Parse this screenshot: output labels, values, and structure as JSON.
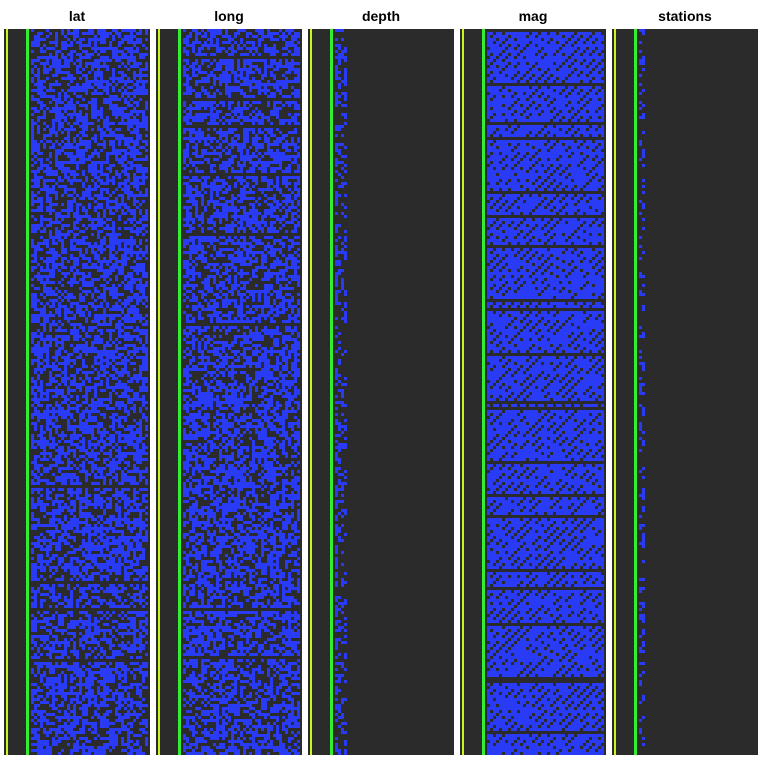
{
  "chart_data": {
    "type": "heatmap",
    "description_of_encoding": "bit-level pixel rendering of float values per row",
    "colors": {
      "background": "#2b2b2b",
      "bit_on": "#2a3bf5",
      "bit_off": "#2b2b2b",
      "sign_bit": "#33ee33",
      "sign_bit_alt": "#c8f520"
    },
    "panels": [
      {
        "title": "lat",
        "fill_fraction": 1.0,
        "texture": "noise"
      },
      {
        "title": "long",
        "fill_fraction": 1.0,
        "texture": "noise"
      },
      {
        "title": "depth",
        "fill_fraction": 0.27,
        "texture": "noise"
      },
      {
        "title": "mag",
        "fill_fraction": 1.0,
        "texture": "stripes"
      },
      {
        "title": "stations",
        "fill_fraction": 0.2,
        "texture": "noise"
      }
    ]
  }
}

==

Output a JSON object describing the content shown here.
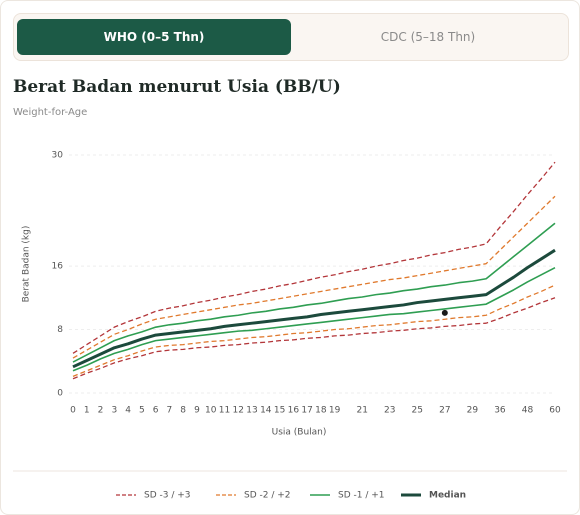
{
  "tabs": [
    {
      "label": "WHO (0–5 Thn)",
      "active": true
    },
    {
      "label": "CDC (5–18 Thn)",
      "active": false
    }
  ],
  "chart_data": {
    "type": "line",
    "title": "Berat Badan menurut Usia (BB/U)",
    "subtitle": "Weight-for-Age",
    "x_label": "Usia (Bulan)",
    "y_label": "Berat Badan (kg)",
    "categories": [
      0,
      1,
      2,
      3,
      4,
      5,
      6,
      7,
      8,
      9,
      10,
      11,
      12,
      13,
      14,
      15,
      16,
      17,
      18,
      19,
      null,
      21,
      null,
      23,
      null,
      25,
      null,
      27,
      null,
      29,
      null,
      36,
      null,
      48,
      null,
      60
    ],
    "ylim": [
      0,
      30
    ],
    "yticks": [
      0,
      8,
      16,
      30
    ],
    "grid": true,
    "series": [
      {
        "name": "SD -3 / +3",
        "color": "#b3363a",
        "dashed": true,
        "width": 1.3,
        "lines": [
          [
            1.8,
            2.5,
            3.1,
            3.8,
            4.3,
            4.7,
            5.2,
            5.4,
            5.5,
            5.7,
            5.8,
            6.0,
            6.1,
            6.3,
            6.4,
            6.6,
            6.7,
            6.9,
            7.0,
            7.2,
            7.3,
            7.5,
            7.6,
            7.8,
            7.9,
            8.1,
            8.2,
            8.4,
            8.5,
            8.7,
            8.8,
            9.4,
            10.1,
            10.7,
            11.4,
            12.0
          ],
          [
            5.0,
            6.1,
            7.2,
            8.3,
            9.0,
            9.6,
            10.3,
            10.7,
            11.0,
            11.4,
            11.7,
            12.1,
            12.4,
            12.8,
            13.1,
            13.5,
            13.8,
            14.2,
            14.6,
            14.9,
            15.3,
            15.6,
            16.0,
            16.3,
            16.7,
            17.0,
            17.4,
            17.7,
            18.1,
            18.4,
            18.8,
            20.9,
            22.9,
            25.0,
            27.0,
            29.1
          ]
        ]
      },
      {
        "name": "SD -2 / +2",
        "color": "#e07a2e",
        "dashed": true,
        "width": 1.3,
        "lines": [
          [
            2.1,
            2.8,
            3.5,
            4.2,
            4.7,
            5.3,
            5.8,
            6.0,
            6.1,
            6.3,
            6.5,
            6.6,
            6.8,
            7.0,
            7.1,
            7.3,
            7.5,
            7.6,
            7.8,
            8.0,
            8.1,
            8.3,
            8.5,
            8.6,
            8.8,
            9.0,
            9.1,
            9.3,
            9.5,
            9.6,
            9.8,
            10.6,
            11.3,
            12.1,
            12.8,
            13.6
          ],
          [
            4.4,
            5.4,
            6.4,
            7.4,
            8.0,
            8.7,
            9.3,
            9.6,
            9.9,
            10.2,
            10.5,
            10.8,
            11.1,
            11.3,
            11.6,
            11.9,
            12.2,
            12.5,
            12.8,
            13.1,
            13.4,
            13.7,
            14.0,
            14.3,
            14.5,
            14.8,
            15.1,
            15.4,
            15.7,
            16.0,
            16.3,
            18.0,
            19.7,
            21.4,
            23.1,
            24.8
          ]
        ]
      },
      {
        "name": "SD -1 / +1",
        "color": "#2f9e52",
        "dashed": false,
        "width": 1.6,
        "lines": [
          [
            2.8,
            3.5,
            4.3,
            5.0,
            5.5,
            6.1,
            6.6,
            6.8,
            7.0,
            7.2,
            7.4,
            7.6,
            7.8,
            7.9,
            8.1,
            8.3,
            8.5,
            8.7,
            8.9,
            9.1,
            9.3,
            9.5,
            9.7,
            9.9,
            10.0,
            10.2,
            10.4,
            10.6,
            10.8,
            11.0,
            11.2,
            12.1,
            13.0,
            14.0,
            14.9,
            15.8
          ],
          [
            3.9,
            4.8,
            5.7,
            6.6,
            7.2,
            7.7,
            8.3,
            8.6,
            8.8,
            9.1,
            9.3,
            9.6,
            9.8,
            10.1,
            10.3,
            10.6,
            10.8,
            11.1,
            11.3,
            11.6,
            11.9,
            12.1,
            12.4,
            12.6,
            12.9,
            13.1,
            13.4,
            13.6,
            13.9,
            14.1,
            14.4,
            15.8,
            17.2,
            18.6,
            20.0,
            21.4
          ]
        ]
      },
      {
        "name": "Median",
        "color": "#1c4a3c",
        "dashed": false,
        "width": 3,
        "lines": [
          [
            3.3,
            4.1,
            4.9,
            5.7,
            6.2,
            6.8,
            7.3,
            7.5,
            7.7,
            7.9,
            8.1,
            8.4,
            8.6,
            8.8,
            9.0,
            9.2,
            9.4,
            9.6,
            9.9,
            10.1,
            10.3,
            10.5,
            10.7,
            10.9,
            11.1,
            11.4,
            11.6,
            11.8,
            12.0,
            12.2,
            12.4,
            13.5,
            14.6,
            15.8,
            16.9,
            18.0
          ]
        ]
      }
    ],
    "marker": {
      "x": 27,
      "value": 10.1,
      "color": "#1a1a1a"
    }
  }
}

* What is required
Count the lines of the data that include the string "values", and give only that number.

* Answer for the task
2